TASK INSTRUCTIONS:
Work out the number of lines in the listing that include the string "yuan". Reply with that number alone.

DATASET ROWS:
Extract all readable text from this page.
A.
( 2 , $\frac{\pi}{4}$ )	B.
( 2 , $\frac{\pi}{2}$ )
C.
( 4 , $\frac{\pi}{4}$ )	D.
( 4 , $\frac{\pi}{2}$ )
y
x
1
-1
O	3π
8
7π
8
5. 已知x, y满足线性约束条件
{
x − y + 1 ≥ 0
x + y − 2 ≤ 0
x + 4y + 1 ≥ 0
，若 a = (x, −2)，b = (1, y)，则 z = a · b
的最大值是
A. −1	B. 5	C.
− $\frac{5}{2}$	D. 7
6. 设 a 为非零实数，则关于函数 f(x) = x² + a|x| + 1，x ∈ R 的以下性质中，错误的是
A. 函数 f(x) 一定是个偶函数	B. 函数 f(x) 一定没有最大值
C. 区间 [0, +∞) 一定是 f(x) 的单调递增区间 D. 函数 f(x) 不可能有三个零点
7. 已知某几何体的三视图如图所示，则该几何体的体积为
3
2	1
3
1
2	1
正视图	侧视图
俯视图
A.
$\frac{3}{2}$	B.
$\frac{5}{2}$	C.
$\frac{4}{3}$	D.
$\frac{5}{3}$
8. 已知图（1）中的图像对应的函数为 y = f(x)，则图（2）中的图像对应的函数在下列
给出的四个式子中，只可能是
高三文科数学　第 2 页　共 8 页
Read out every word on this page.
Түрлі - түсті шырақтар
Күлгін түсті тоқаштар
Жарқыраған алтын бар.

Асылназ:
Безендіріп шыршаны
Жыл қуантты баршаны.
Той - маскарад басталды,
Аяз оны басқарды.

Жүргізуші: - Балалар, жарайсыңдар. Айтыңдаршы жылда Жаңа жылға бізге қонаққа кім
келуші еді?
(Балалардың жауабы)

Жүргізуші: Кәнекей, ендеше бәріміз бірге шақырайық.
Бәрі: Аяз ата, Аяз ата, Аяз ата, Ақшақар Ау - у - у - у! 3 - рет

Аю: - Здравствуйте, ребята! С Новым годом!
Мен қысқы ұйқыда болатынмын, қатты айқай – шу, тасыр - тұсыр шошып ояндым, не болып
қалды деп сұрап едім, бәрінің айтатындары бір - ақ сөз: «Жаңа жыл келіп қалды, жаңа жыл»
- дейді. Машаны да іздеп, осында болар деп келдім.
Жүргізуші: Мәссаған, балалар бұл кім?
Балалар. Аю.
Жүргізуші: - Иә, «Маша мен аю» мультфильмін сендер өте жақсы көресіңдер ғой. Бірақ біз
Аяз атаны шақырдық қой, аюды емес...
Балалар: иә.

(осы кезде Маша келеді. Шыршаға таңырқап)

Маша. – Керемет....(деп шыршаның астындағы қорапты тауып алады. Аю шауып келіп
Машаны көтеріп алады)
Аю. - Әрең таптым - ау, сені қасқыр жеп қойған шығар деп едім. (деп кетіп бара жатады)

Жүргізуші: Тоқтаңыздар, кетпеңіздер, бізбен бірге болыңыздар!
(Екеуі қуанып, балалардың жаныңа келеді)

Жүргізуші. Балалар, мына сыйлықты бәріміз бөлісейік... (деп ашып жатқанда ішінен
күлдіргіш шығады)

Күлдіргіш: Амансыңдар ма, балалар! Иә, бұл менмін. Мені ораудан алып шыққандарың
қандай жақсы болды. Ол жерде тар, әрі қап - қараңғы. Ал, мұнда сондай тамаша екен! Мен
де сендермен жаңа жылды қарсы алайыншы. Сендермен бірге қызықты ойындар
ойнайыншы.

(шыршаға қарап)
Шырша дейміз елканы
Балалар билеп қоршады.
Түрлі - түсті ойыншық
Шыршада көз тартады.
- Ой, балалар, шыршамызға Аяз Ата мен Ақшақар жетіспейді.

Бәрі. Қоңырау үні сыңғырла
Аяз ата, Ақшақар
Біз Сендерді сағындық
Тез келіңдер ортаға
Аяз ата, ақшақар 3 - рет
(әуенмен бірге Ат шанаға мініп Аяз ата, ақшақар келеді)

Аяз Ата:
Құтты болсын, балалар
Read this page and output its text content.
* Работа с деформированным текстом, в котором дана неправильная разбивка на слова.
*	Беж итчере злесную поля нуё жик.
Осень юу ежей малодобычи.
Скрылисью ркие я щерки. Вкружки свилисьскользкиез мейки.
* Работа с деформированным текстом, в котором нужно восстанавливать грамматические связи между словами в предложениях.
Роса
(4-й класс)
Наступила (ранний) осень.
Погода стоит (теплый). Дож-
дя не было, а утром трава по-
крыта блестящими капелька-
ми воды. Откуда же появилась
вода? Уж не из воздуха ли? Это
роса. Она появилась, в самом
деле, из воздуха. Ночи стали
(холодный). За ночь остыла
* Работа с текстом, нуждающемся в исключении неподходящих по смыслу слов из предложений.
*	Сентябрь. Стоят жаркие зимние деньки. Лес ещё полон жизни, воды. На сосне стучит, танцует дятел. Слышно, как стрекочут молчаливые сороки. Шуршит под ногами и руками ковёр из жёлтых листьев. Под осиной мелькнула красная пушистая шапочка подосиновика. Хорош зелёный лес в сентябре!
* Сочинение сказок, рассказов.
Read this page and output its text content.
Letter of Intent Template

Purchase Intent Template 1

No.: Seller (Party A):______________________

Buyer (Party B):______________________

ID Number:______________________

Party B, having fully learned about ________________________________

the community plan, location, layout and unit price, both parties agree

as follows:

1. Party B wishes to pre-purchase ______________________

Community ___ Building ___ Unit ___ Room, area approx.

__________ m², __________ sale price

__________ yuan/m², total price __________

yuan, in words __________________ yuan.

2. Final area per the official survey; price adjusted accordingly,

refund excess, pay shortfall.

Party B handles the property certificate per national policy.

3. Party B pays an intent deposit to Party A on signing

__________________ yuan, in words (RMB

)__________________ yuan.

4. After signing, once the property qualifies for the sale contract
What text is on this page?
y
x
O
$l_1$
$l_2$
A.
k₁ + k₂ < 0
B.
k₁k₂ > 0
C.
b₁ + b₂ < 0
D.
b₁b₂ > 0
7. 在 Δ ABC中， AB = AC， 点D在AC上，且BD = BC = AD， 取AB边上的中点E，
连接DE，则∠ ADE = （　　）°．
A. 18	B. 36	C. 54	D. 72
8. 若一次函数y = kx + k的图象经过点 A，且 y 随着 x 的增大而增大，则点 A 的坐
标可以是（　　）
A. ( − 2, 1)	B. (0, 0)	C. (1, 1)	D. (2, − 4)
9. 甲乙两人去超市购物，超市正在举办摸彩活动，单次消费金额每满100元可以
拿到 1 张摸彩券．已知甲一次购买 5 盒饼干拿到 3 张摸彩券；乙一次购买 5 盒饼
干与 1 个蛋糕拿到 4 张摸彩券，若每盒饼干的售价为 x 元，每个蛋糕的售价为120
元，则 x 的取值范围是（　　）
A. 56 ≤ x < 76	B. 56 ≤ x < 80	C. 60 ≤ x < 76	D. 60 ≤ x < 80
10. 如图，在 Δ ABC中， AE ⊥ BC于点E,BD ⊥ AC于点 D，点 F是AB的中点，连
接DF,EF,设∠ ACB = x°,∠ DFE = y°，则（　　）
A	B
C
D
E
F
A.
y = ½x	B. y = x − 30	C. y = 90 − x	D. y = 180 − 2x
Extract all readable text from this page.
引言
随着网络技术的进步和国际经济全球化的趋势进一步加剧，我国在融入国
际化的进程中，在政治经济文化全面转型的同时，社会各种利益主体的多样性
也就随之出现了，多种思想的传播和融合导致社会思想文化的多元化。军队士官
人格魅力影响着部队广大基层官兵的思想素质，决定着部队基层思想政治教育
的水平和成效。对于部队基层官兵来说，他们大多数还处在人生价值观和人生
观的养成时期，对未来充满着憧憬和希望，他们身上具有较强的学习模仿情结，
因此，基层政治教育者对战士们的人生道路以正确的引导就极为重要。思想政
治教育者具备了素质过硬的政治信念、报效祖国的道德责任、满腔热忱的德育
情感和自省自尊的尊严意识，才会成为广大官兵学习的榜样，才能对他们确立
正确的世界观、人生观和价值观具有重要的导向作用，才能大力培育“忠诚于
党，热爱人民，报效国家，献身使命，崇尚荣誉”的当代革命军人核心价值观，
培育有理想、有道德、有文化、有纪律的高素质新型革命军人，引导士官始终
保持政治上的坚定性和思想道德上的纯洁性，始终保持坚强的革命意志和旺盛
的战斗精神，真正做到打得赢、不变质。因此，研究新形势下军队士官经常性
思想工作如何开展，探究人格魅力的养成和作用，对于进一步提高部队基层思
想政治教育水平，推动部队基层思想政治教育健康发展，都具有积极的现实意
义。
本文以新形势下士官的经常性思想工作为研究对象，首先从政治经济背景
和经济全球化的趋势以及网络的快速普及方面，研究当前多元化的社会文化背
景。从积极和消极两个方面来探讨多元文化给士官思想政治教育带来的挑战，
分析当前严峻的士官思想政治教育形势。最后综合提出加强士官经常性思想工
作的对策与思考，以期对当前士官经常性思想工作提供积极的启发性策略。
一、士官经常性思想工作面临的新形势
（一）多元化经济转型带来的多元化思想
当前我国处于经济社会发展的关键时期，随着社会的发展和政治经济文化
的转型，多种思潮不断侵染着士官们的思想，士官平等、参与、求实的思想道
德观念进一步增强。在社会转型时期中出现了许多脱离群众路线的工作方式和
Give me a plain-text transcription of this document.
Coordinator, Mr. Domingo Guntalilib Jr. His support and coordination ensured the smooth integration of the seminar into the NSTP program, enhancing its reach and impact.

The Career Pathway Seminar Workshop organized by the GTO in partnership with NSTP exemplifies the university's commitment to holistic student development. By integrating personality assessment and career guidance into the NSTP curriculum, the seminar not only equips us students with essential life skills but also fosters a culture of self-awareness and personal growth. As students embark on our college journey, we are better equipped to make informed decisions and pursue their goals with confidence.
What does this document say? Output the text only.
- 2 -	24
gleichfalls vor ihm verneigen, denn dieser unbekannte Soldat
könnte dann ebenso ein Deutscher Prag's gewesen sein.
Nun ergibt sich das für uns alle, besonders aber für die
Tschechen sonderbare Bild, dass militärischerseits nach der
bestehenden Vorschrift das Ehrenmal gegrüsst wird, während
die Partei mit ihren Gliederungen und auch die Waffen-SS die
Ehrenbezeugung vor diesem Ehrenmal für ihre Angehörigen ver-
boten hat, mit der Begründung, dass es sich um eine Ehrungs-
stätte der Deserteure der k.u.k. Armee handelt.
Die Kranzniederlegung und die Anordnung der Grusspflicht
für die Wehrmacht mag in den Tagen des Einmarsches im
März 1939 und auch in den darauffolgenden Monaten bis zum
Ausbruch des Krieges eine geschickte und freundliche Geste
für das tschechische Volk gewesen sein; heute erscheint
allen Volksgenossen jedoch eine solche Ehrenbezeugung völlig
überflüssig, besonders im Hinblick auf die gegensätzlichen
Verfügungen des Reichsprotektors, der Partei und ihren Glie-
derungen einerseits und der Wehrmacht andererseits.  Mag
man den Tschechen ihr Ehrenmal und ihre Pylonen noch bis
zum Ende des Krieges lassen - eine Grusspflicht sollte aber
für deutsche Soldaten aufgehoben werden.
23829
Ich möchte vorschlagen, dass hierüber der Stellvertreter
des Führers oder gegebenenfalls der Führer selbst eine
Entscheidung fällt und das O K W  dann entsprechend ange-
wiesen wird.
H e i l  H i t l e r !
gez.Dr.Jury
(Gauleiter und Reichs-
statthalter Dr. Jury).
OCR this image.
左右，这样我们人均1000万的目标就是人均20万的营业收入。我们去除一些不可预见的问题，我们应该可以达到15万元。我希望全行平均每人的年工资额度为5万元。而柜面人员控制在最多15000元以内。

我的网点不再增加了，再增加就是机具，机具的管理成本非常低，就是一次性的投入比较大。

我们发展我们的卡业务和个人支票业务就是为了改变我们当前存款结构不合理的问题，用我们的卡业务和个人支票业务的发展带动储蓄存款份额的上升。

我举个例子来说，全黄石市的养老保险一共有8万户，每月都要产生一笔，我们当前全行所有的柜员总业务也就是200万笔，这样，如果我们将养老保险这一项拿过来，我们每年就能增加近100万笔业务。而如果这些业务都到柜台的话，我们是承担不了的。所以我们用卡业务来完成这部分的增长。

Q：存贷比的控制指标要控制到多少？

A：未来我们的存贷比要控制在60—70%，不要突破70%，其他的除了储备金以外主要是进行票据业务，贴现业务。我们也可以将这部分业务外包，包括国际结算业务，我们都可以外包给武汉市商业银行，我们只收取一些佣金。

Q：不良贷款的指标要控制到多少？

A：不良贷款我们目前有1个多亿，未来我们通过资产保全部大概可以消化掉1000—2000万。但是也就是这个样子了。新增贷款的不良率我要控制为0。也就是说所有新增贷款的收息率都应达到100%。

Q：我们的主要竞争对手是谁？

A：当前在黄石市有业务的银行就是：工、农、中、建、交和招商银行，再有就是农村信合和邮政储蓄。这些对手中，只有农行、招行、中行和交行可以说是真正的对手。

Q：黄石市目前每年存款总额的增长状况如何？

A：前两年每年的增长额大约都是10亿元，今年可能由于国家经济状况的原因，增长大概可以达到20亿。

RESULT OF THIS EXERCISE:
4